| Brief |
Copy out the whole listing exactly as written, leaving the pictures behind.

| Exercise input |
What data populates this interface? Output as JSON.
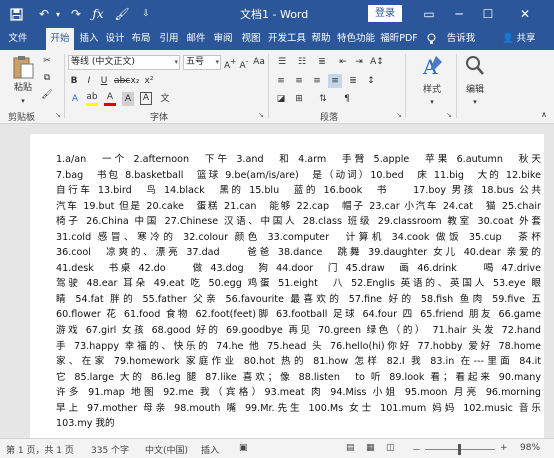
{
  "title_bar": {
    "doc_title": "文档1 - Word",
    "login_label": "登录"
  },
  "tabs": [
    "文件",
    "开始",
    "插入",
    "设计",
    "布局",
    "引用",
    "邮件",
    "审阅",
    "视图",
    "开发工具",
    "帮助",
    "特色功能",
    "福昕PDF"
  ],
  "active_tab": "开始",
  "tell_me": "告诉我",
  "share": "共享",
  "ribbon": {
    "paste_label": "粘贴",
    "clipboard_label": "剪贴板",
    "font_group_label": "字体",
    "paragraph_group_label": "段落",
    "font_name": "等线 (中文正文)",
    "font_size": "五号",
    "font_row2": [
      "wén",
      "A",
      "A",
      "Aa",
      "A",
      "A",
      "A"
    ],
    "style_label": "样式",
    "edit_label": "编辑",
    "quick_b": "B",
    "quick_i": "I",
    "quick_u": "U"
  },
  "document": {
    "lines": [
      "1.a/an　一个 2.afternoon　下午 3.and　和 4.arm　手臂 5.apple　苹果 6.autumn　秋天",
      "7.bag　书包 8.basketball　篮球 9.be(am/is/are)　是（动词）10.bed　床 11.big　大的 12.bike",
      "自行车 13.bird　鸟 14.black　黑的 15.blu　蓝的 16.book　书　　17.boy 男孩 18.bus 公共",
      "汽车 19.but 但是 20.cake　蛋糕 21.can　能够 22.cap　帽子 23.car 小汽车 24.cat　猫 25.chair",
      "椅子 26.China 中国 27.Chinese 汉语、中国人 28.class 班级 29.classroom 教室 30.coat 外套",
      "31.cold 感冒、寒冷的 32.colour 颜色 33.computer　计算机 34.cook 做饭 35.cup　茶杯",
      "36.cool　凉爽的、漂亮 37.dad　　爸爸 38.dance　跳舞 39.daughter 女儿 40.dear 亲爱的",
      "41.desk　书桌 42.do　　做 43.dog　狗 44.door　门 45.draw　画 46.drink　　喝 47.drive",
      "驾驶 48.ear 耳朵 49.eat 吃 50.egg 鸡蛋 51.eight　八 52.Englis 英语的、英国人 53.eye 眼",
      "睛 54.fat 胖的 55.father 父亲 56.favourite 最喜欢的 57.fine 好的 58.fish 鱼肉 59.five 五",
      "60.flower 花 61.food 食物 62.foot(feet)脚 63.football 足球 64.four 四 65.friend 朋友 66.game",
      "游戏 67.girl 女孩 68.good 好的 69.goodbye 再见 70.green 绿色（的） 71.hair 头发 72.hand",
      "手 73.happy 幸福的、快乐的 74.he 他 75.head 头 76.hello(hi)你好 77.hobby 爱好 78.home",
      "家、在家 79.homework 家庭作业 80.hot 热的 81.how 怎样 82.I 我 83.in 在---里面 84.it",
      "它 85.large 大的 86.leg 腿 87.like 喜欢；像 88.listen　to 听 89.look 看；看起来 90.many",
      "许多 91.map 地图 92.me 我（宾格）93.meat 肉 94.Miss 小姐 95.moon 月亮 96.morning",
      "早上 97.mother 母亲 98.mouth 嘴 99.Mr.先生 100.Ms 女士 101.mum 妈妈 102.music 音乐",
      "103.my 我的"
    ]
  },
  "status_bar": {
    "page": "第 1 页，共 1 页",
    "words": "335 个字",
    "language": "中文(中国)",
    "mode": "插入",
    "zoom_minus": "－",
    "zoom_plus": "+",
    "zoom": "98%",
    "zoom_fraction": 0.49
  }
}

| Full answer |
What data populates this interface? Output as JSON.
{
  "title_bar": {
    "doc_title": "文档1 - Word",
    "login_label": "登录"
  },
  "tabs": [
    "文件",
    "开始",
    "插入",
    "设计",
    "布局",
    "引用",
    "邮件",
    "审阅",
    "视图",
    "开发工具",
    "帮助",
    "特色功能",
    "福昕PDF"
  ],
  "active_tab": "开始",
  "tell_me": "告诉我",
  "share": "共享",
  "ribbon": {
    "paste_label": "粘贴",
    "clipboard_label": "剪贴板",
    "font_group_label": "字体",
    "paragraph_group_label": "段落",
    "font_name": "等线 (中文正文)",
    "font_size": "五号",
    "font_row2": [
      "wén",
      "A",
      "A",
      "Aa",
      "A",
      "A",
      "A"
    ],
    "style_label": "样式",
    "edit_label": "编辑",
    "quick_b": "B",
    "quick_i": "I",
    "quick_u": "U"
  },
  "document": {
    "lines": [
      "1.a/an　一个 2.afternoon　下午 3.and　和 4.arm　手臂 5.apple　苹果 6.autumn　秋天",
      "7.bag　书包 8.basketball　篮球 9.be(am/is/are)　是（动词）10.bed　床 11.big　大的 12.bike",
      "自行车 13.bird　鸟 14.black　黑的 15.blu　蓝的 16.book　书　　17.boy 男孩 18.bus 公共",
      "汽车 19.but 但是 20.cake　蛋糕 21.can　能够 22.cap　帽子 23.car 小汽车 24.cat　猫 25.chair",
      "椅子 26.China 中国 27.Chinese 汉语、中国人 28.class 班级 29.classroom 教室 30.coat 外套",
      "31.cold 感冒、寒冷的 32.colour 颜色 33.computer　计算机 34.cook 做饭 35.cup　茶杯",
      "36.cool　凉爽的、漂亮 37.dad　　爸爸 38.dance　跳舞 39.daughter 女儿 40.dear 亲爱的",
      "41.desk　书桌 42.do　　做 43.dog　狗 44.door　门 45.draw　画 46.drink　　喝 47.drive",
      "驾驶 48.ear 耳朵 49.eat 吃 50.egg 鸡蛋 51.eight　八 52.Englis 英语的、英国人 53.eye 眼",
      "睛 54.fat 胖的 55.father 父亲 56.favourite 最喜欢的 57.fine 好的 58.fish 鱼肉 59.five 五",
      "60.flower 花 61.food 食物 62.foot(feet)脚 63.football 足球 64.four 四 65.friend 朋友 66.game",
      "游戏 67.girl 女孩 68.good 好的 69.goodbye 再见 70.green 绿色（的） 71.hair 头发 72.hand",
      "手 73.happy 幸福的、快乐的 74.he 他 75.head 头 76.hello(hi)你好 77.hobby 爱好 78.home",
      "家、在家 79.homework 家庭作业 80.hot 热的 81.how 怎样 82.I 我 83.in 在---里面 84.it",
      "它 85.large 大的 86.leg 腿 87.like 喜欢；像 88.listen　to 听 89.look 看；看起来 90.many",
      "许多 91.map 地图 92.me 我（宾格）93.meat 肉 94.Miss 小姐 95.moon 月亮 96.morning",
      "早上 97.mother 母亲 98.mouth 嘴 99.Mr.先生 100.Ms 女士 101.mum 妈妈 102.music 音乐",
      "103.my 我的"
    ]
  },
  "status_bar": {
    "page": "第 1 页，共 1 页",
    "words": "335 个字",
    "language": "中文(中国)",
    "mode": "插入",
    "zoom_minus": "－",
    "zoom_plus": "+",
    "zoom": "98%",
    "zoom_fraction": 0.49
  }
}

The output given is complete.